DATASET ROWS:
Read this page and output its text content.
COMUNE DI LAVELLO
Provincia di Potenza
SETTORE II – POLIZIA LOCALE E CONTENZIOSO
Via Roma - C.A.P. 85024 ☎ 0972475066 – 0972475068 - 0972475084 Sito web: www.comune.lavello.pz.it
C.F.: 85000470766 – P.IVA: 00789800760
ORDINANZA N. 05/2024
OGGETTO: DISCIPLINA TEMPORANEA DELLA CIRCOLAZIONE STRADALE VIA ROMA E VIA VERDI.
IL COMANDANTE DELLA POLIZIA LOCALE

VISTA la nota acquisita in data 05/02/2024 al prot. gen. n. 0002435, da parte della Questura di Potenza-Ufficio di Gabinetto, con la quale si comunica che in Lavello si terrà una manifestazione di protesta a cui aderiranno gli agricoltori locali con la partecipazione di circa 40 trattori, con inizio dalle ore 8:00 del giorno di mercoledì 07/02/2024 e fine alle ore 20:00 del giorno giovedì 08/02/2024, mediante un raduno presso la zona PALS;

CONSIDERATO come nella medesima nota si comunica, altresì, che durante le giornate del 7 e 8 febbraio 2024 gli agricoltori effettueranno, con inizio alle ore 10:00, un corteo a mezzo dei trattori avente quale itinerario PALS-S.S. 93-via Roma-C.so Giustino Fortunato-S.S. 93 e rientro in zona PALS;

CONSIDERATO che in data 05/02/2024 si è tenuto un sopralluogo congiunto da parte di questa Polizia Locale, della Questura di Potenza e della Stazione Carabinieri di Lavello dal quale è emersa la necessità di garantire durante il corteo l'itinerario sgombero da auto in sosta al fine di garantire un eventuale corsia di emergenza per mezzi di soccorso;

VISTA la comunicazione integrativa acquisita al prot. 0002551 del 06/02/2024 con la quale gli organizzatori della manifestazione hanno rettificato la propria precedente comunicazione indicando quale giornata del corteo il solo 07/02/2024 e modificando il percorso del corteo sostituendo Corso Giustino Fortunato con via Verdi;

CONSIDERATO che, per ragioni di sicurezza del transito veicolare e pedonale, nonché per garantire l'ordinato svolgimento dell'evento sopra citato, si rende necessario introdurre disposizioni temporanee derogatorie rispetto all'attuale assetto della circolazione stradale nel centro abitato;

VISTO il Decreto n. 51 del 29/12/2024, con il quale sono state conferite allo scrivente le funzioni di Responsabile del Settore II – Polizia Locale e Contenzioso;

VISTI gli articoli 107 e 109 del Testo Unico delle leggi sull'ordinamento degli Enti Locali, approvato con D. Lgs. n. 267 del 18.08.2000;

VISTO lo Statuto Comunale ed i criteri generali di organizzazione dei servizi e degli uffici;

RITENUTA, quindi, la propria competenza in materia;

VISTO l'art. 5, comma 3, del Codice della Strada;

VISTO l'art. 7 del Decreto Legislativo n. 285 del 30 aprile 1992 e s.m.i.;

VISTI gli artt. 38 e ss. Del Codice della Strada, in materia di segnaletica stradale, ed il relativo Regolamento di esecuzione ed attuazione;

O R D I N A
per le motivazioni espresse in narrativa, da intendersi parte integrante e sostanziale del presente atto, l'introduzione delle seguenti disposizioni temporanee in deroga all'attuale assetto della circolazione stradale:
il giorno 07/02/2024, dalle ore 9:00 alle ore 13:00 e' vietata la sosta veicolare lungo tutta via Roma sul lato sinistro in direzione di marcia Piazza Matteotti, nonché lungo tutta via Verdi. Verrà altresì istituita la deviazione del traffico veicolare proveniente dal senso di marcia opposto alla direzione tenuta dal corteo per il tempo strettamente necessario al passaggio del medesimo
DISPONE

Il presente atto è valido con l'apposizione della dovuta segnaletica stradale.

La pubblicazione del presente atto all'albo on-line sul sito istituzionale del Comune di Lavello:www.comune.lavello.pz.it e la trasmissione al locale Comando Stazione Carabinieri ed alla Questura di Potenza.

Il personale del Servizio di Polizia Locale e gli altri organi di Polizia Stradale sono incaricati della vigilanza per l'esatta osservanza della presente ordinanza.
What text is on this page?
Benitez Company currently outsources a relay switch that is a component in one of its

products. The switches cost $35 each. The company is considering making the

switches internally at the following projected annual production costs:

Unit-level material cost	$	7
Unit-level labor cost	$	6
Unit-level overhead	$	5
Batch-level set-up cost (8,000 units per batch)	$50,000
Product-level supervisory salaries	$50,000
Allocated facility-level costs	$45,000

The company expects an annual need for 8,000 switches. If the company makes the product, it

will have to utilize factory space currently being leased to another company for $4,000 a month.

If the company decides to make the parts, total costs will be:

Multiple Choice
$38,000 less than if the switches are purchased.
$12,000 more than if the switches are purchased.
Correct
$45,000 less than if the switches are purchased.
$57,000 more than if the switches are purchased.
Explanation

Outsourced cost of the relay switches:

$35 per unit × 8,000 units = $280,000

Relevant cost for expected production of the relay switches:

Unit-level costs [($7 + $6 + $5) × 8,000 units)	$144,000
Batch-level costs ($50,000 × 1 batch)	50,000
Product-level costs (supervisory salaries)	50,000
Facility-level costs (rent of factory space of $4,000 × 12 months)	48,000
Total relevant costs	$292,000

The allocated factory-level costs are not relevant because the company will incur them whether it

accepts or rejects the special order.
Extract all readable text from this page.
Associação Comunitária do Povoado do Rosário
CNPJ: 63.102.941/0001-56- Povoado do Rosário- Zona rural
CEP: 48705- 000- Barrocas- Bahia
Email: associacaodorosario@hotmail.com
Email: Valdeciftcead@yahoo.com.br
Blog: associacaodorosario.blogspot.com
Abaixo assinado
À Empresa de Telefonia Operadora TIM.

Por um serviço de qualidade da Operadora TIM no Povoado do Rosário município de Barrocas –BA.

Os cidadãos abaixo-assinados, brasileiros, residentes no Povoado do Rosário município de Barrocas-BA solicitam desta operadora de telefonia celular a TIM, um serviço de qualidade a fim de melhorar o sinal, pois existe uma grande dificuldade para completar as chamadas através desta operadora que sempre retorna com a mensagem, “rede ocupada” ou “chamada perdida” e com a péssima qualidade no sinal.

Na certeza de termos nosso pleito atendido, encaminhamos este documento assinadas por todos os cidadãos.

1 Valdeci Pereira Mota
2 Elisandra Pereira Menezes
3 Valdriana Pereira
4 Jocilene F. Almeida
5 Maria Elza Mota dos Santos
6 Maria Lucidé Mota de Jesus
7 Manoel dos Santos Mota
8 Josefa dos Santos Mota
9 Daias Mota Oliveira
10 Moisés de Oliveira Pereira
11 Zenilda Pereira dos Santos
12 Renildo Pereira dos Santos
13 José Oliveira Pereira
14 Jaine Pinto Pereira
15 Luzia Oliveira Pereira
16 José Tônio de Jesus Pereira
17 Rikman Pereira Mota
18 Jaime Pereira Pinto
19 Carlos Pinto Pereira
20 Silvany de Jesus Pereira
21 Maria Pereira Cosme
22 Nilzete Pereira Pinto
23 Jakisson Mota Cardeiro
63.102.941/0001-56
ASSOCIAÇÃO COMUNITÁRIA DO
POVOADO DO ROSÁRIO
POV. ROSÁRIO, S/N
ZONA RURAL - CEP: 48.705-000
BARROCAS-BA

GIVEN INSTRUCTION:
Recopy the entries above in their entirety, exactly.

SOLUTION TO THE EXERCISE:
Read this page and output its text content.
COMUNE DI LAVELLO
Provincia di Potenza
SETTORE II – POLIZIA LOCALE E CONTENZIOSO
Via Roma - C.A.P. 85024 ☎ 0972475066 – 0972475068 - 0972475084 Sito web: www.comune.lavello.pz.it
C.F.: 85000470766 – P.IVA: 00789800760
ORDINANZA N. 05/2024
OGGETTO: DISCIPLINA TEMPORANEA DELLA CIRCOLAZIONE STRADALE VIA ROMA E VIA VERDI.
IL COMANDANTE DELLA POLIZIA LOCALE

VISTA la nota acquisita in data 05/02/2024 al prot. gen. n. 0002435, da parte della Questura di Potenza-Ufficio di Gabinetto, con la quale si comunica che in Lavello si terrà una manifestazione di protesta a cui aderiranno gli agricoltori locali con la partecipazione di circa 40 trattori, con inizio dalle ore 8:00 del giorno di mercoledì 07/02/2024 e fine alle ore 20:00 del giorno giovedì 08/02/2024, mediante un raduno presso la zona PALS;

CONSIDERATO come nella medesima nota si comunica, altresì, che durante le giornate del 7 e 8 febbraio 2024 gli agricoltori effettueranno, con inizio alle ore 10:00, un corteo a mezzo dei trattori avente quale itinerario PALS-S.S. 93-via Roma-C.so Giustino Fortunato-S.S. 93 e rientro in zona PALS;

CONSIDERATO che in data 05/02/2024 si è tenuto un sopralluogo congiunto da parte di questa Polizia Locale, della Questura di Potenza e della Stazione Carabinieri di Lavello dal quale è emersa la necessità di garantire durante il corteo l'itinerario sgombero da auto in sosta al fine di garantire un eventuale corsia di emergenza per mezzi di soccorso;

VISTA la comunicazione integrativa acquisita al prot. 0002551 del 06/02/2024 con la quale gli organizzatori della manifestazione hanno rettificato la propria precedente comunicazione indicando quale giornata del corteo il solo 07/02/2024 e modificando il percorso del corteo sostituendo Corso Giustino Fortunato con via Verdi;

CONSIDERATO che, per ragioni di sicurezza del transito veicolare e pedonale, nonché per garantire l'ordinato svolgimento dell'evento sopra citato, si rende necessario introdurre disposizioni temporanee derogatorie rispetto all'attuale assetto della circolazione stradale nel centro abitato;

VISTO il Decreto n. 51 del 29/12/2024, con il quale sono state conferite allo scrivente le funzioni di Responsabile del Settore II – Polizia Locale e Contenzioso;

VISTI gli articoli 107 e 109 del Testo Unico delle leggi sull'ordinamento degli Enti Locali, approvato con D. Lgs. n. 267 del 18.08.2000;

VISTO lo Statuto Comunale ed i criteri generali di organizzazione dei servizi e degli uffici;

RITENUTA, quindi, la propria competenza in materia;

VISTO l'art. 5, comma 3, del Codice della Strada;

VISTO l'art. 7 del Decreto Legislativo n. 285 del 30 aprile 1992 e s.m.i.;

VISTI gli artt. 38 e ss. Del Codice della Strada, in materia di segnaletica stradale, ed il relativo Regolamento di esecuzione ed attuazione;

O R D I N A
per le motivazioni espresse in narrativa, da intendersi parte integrante e sostanziale del presente atto, l'introduzione delle seguenti disposizioni temporanee in deroga all'attuale assetto della circolazione stradale:
il giorno 07/02/2024, dalle ore 9:00 alle ore 13:00 e' vietata la sosta veicolare lungo tutta via Roma sul lato sinistro in direzione di marcia Piazza Matteotti, nonché lungo tutta via Verdi. Verrà altresì istituita la deviazione del traffico veicolare proveniente dal senso di marcia opposto alla direzione tenuta dal corteo per il tempo strettamente necessario al passaggio del medesimo
DISPONE

Il presente atto è valido con l'apposizione della dovuta segnaletica stradale.

La pubblicazione del presente atto all'albo on-line sul sito istituzionale del Comune di Lavello:www.comune.lavello.pz.it e la trasmissione al locale Comando Stazione Carabinieri ed alla Questura di Potenza.

Il personale del Servizio di Polizia Locale e gli altri organi di Polizia Stradale sono incaricati della vigilanza per l'esatta osservanza della presente ordinanza.
What text is on this page?
Benitez Company currently outsources a relay switch that is a component in one of its

products. The switches cost $35 each. The company is considering making the

switches internally at the following projected annual production costs:

Unit-level material cost	$	7
Unit-level labor cost	$	6
Unit-level overhead	$	5
Batch-level set-up cost (8,000 units per batch)	$50,000
Product-level supervisory salaries	$50,000
Allocated facility-level costs	$45,000

The company expects an annual need for 8,000 switches. If the company makes the product, it

will have to utilize factory space currently being leased to another company for $4,000 a month.

If the company decides to make the parts, total costs will be:

Multiple Choice
$38,000 less than if the switches are purchased.
$12,000 more than if the switches are purchased.
Correct
$45,000 less than if the switches are purchased.
$57,000 more than if the switches are purchased.
Explanation

Outsourced cost of the relay switches:

$35 per unit × 8,000 units = $280,000

Relevant cost for expected production of the relay switches:

Unit-level costs [($7 + $6 + $5) × 8,000 units)	$144,000
Batch-level costs ($50,000 × 1 batch)	50,000
Product-level costs (supervisory salaries)	50,000
Facility-level costs (rent of factory space of $4,000 × 12 months)	48,000
Total relevant costs	$292,000

The allocated factory-level costs are not relevant because the company will incur them whether it

accepts or rejects the special order.
Extract all readable text from this page.
Associação Comunitária do Povoado do Rosário
CNPJ: 63.102.941/0001-56- Povoado do Rosário- Zona rural
CEP: 48705- 000- Barrocas- Bahia
Email: associacaodorosario@hotmail.com
Email: Valdeciftcead@yahoo.com.br
Blog: associacaodorosario.blogspot.com
Abaixo assinado
À Empresa de Telefonia Operadora TIM.

Por um serviço de qualidade da Operadora TIM no Povoado do Rosário município de Barrocas –BA.

Os cidadãos abaixo-assinados, brasileiros, residentes no Povoado do Rosário município de Barrocas-BA solicitam desta operadora de telefonia celular a TIM, um serviço de qualidade a fim de melhorar o sinal, pois existe uma grande dificuldade para completar as chamadas através desta operadora que sempre retorna com a mensagem, “rede ocupada” ou “chamada perdida” e com a péssima qualidade no sinal.

Na certeza de termos nosso pleito atendido, encaminhamos este documento assinadas por todos os cidadãos.

1 Valdeci Pereira Mota
2 Elisandra Pereira Menezes
3 Valdriana Pereira
4 Jocilene F. Almeida
5 Maria Elza Mota dos Santos
6 Maria Lucidé Mota de Jesus
7 Manoel dos Santos Mota
8 Josefa dos Santos Mota
9 Daias Mota Oliveira
10 Moisés de Oliveira Pereira
11 Zenilda Pereira dos Santos
12 Renildo Pereira dos Santos
13 José Oliveira Pereira
14 Jaine Pinto Pereira
15 Luzia Oliveira Pereira
16 José Tônio de Jesus Pereira
17 Rikman Pereira Mota
18 Jaime Pereira Pinto
19 Carlos Pinto Pereira
20 Silvany de Jesus Pereira
21 Maria Pereira Cosme
22 Nilzete Pereira Pinto
23 Jakisson Mota Cardeiro
63.102.941/0001-56
ASSOCIAÇÃO COMUNITÁRIA DO
POVOADO DO ROSÁRIO
POV. ROSÁRIO, S/N
ZONA RURAL - CEP: 48.705-000
BARROCAS-BA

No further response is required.